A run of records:

============================================================

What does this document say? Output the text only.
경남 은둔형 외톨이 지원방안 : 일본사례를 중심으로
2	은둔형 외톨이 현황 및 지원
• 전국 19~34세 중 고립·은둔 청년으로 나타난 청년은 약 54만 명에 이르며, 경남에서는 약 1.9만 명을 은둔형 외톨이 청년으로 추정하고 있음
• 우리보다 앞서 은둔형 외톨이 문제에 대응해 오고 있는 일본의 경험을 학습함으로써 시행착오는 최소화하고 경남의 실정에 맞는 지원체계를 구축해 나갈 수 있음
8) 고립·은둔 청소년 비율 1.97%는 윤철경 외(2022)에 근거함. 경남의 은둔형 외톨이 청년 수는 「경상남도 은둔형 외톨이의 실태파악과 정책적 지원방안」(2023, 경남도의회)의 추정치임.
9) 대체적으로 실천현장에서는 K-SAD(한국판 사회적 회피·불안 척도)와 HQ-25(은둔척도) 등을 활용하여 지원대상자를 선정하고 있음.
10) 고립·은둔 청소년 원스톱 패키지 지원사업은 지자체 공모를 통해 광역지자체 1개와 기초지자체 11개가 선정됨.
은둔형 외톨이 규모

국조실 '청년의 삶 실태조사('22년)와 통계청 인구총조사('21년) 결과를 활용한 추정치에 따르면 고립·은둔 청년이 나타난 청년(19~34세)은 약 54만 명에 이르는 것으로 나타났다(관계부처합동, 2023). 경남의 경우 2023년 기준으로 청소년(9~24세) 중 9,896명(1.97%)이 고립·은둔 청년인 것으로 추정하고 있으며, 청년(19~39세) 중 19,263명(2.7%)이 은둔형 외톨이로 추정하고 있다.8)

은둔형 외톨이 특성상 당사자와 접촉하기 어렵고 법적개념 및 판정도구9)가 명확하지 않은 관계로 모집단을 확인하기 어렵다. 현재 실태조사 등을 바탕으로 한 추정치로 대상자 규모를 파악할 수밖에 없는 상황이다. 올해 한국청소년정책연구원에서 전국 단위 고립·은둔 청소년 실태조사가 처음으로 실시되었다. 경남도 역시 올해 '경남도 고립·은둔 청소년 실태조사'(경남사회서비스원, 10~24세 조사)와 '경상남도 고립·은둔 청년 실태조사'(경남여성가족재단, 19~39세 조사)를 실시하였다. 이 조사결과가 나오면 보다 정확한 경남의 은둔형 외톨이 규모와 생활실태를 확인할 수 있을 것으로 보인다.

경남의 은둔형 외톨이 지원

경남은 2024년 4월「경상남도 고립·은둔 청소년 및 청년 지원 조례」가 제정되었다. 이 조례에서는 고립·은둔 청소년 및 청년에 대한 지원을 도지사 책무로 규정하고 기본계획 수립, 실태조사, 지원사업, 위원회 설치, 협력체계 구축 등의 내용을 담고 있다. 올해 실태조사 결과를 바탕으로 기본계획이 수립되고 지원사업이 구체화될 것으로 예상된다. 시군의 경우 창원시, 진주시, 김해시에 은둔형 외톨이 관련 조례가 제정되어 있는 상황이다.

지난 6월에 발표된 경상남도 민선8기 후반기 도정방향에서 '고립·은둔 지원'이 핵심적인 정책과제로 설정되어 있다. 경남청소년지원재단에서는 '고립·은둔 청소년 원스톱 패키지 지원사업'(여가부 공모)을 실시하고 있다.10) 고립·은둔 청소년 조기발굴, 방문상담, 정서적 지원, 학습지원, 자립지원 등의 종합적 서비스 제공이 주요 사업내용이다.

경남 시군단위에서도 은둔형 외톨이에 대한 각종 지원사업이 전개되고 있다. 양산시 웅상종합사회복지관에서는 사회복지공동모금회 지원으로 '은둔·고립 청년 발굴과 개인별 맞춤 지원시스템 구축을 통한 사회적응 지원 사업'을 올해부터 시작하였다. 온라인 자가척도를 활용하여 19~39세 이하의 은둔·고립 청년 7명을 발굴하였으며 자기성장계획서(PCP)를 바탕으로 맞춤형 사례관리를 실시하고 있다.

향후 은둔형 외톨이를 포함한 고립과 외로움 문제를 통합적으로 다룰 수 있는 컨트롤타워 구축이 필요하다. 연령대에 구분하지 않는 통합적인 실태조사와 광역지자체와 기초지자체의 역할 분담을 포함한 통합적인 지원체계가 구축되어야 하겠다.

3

============================================================

## Task objective
Your answer should be a single number: the count of lines in these records that hold the string "활용하여".

## Result of this task
2